How many lines in this material include the string "JSON"? Answer with the number and nothing further.

::::::::

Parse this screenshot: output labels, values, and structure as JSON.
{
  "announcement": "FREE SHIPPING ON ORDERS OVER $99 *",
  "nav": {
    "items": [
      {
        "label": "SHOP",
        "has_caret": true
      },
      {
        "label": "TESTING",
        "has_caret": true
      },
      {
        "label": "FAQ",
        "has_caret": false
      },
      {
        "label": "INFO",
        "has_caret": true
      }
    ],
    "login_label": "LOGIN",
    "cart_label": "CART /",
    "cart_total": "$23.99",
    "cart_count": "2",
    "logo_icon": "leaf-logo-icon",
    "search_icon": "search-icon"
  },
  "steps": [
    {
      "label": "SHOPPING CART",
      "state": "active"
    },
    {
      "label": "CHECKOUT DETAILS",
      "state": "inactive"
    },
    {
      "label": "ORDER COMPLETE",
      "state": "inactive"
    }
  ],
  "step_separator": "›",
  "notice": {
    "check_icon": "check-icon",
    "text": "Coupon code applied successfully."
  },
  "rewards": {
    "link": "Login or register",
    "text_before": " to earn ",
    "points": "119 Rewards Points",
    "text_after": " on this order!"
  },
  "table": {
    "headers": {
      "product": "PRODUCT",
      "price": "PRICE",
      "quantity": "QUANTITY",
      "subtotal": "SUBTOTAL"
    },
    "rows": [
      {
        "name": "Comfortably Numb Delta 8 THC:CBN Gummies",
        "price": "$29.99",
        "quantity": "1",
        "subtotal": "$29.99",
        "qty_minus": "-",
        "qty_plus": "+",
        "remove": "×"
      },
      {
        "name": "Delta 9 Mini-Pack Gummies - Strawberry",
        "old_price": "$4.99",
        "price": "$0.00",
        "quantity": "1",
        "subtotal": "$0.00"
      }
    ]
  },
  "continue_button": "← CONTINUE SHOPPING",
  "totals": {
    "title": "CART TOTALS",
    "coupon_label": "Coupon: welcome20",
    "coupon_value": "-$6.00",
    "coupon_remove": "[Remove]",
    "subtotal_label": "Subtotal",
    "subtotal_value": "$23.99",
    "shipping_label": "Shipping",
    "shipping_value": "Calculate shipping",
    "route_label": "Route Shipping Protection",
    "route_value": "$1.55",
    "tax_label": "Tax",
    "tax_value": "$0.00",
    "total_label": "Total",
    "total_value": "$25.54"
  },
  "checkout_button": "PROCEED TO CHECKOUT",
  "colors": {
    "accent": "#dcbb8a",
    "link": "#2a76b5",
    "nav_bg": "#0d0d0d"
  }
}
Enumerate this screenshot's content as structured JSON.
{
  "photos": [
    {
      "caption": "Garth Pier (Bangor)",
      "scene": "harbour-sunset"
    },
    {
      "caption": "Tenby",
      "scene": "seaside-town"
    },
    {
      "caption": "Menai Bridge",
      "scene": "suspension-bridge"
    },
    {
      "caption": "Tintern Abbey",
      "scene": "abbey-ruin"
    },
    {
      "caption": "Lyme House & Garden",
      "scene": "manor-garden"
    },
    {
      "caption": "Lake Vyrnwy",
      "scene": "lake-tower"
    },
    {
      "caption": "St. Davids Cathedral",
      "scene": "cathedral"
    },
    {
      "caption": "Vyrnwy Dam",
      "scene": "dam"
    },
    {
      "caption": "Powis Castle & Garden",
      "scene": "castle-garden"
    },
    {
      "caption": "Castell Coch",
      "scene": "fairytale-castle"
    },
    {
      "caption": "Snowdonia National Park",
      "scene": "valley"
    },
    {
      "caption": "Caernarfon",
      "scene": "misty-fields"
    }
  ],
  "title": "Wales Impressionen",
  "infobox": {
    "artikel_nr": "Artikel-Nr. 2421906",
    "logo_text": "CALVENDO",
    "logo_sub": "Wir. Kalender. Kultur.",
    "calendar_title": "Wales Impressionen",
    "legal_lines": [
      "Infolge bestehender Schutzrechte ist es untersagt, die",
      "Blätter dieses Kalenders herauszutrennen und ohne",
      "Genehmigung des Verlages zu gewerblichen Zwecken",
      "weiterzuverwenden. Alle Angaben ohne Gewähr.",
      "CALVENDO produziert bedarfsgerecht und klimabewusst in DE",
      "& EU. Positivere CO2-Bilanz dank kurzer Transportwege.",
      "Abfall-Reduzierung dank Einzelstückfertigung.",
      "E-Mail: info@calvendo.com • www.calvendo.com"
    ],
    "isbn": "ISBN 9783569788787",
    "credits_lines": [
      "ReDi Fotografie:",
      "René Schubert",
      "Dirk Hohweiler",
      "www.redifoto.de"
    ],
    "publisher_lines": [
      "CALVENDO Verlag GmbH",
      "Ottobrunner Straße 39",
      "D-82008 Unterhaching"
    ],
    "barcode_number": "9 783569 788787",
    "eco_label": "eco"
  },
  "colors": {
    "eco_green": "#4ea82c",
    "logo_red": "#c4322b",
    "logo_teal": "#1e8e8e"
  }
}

::::::::

Exercise output:
2